* Begin RECORDS PROVIDED *
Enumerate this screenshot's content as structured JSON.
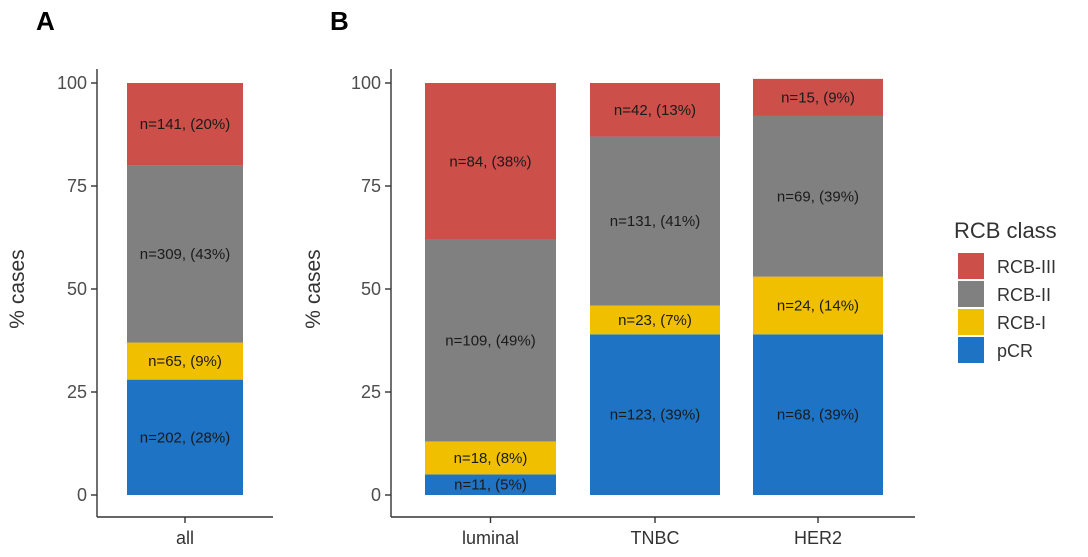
{
  "panels": {
    "a": {
      "letter": "A"
    },
    "b": {
      "letter": "B"
    }
  },
  "legend": {
    "title": "RCB class",
    "items": [
      {
        "label": "RCB-III",
        "color": "#cc4f4a"
      },
      {
        "label": "RCB-II",
        "color": "#808080"
      },
      {
        "label": "RCB-I",
        "color": "#f0c000"
      },
      {
        "label": "pCR",
        "color": "#1f73c4"
      }
    ]
  },
  "chart_data": [
    {
      "type": "bar",
      "stacked": true,
      "panel": "A",
      "ylabel": "% cases",
      "xlabel": "",
      "ylim": [
        0,
        100
      ],
      "yticks": [
        0,
        25,
        50,
        75,
        100
      ],
      "categories": [
        "all"
      ],
      "series": [
        {
          "name": "pCR",
          "color": "#1f73c4",
          "values": [
            28
          ],
          "labels": [
            "n=202, (28%)"
          ]
        },
        {
          "name": "RCB-I",
          "color": "#f0c000",
          "values": [
            9
          ],
          "labels": [
            "n=65, (9%)"
          ]
        },
        {
          "name": "RCB-II",
          "color": "#808080",
          "values": [
            43
          ],
          "labels": [
            "n=309, (43%)"
          ]
        },
        {
          "name": "RCB-III",
          "color": "#cc4f4a",
          "values": [
            20
          ],
          "labels": [
            "n=141, (20%)"
          ]
        }
      ]
    },
    {
      "type": "bar",
      "stacked": true,
      "panel": "B",
      "ylabel": "% cases",
      "xlabel": "",
      "ylim": [
        0,
        100
      ],
      "yticks": [
        0,
        25,
        50,
        75,
        100
      ],
      "categories": [
        "luminal",
        "TNBC",
        "HER2"
      ],
      "series": [
        {
          "name": "pCR",
          "color": "#1f73c4",
          "values": [
            5,
            39,
            39
          ],
          "labels": [
            "n=11, (5%)",
            "n=123, (39%)",
            "n=68, (39%)"
          ]
        },
        {
          "name": "RCB-I",
          "color": "#f0c000",
          "values": [
            8,
            7,
            14
          ],
          "labels": [
            "n=18, (8%)",
            "n=23, (7%)",
            "n=24, (14%)"
          ]
        },
        {
          "name": "RCB-II",
          "color": "#808080",
          "values": [
            49,
            41,
            39
          ],
          "labels": [
            "n=109, (49%)",
            "n=131, (41%)",
            "n=69, (39%)"
          ]
        },
        {
          "name": "RCB-III",
          "color": "#cc4f4a",
          "values": [
            38,
            13,
            9
          ],
          "labels": [
            "n=84, (38%)",
            "n=42, (13%)",
            "n=15, (9%)"
          ]
        }
      ]
    }
  ]
}
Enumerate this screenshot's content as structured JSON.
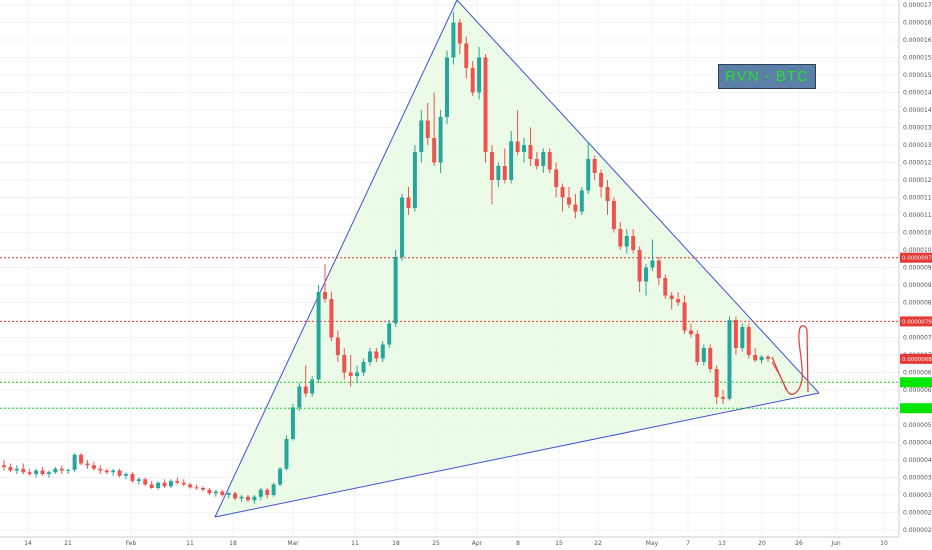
* End RECORDS PROVIDED *
**EXERCISE BRIEF:** Go through the listing above and write it out again exactly, dropping the pictures.

**WRITTEN RESPONSE:**
Enumerate this screenshot's content as structured JSON.
{
  "panels": {
    "a": {
      "letter": "A"
    },
    "b": {
      "letter": "B"
    }
  },
  "legend": {
    "title": "RCB class",
    "items": [
      {
        "label": "RCB-III",
        "color": "#cc4f4a"
      },
      {
        "label": "RCB-II",
        "color": "#808080"
      },
      {
        "label": "RCB-I",
        "color": "#f0c000"
      },
      {
        "label": "pCR",
        "color": "#1f73c4"
      }
    ]
  },
  "chart_data": [
    {
      "type": "bar",
      "stacked": true,
      "panel": "A",
      "ylabel": "% cases",
      "xlabel": "",
      "ylim": [
        0,
        100
      ],
      "yticks": [
        0,
        25,
        50,
        75,
        100
      ],
      "categories": [
        "all"
      ],
      "series": [
        {
          "name": "pCR",
          "color": "#1f73c4",
          "values": [
            28
          ],
          "labels": [
            "n=202, (28%)"
          ]
        },
        {
          "name": "RCB-I",
          "color": "#f0c000",
          "values": [
            9
          ],
          "labels": [
            "n=65, (9%)"
          ]
        },
        {
          "name": "RCB-II",
          "color": "#808080",
          "values": [
            43
          ],
          "labels": [
            "n=309, (43%)"
          ]
        },
        {
          "name": "RCB-III",
          "color": "#cc4f4a",
          "values": [
            20
          ],
          "labels": [
            "n=141, (20%)"
          ]
        }
      ]
    },
    {
      "type": "bar",
      "stacked": true,
      "panel": "B",
      "ylabel": "% cases",
      "xlabel": "",
      "ylim": [
        0,
        100
      ],
      "yticks": [
        0,
        25,
        50,
        75,
        100
      ],
      "categories": [
        "luminal",
        "TNBC",
        "HER2"
      ],
      "series": [
        {
          "name": "pCR",
          "color": "#1f73c4",
          "values": [
            5,
            39,
            39
          ],
          "labels": [
            "n=11, (5%)",
            "n=123, (39%)",
            "n=68, (39%)"
          ]
        },
        {
          "name": "RCB-I",
          "color": "#f0c000",
          "values": [
            8,
            7,
            14
          ],
          "labels": [
            "n=18, (8%)",
            "n=23, (7%)",
            "n=24, (14%)"
          ]
        },
        {
          "name": "RCB-II",
          "color": "#808080",
          "values": [
            49,
            41,
            39
          ],
          "labels": [
            "n=109, (49%)",
            "n=131, (41%)",
            "n=69, (39%)"
          ]
        },
        {
          "name": "RCB-III",
          "color": "#cc4f4a",
          "values": [
            38,
            13,
            9
          ],
          "labels": [
            "n=84, (38%)",
            "n=42, (13%)",
            "n=15, (9%)"
          ]
        }
      ]
    }
  ]
}
Enumerate this screenshot's content as structured JSON.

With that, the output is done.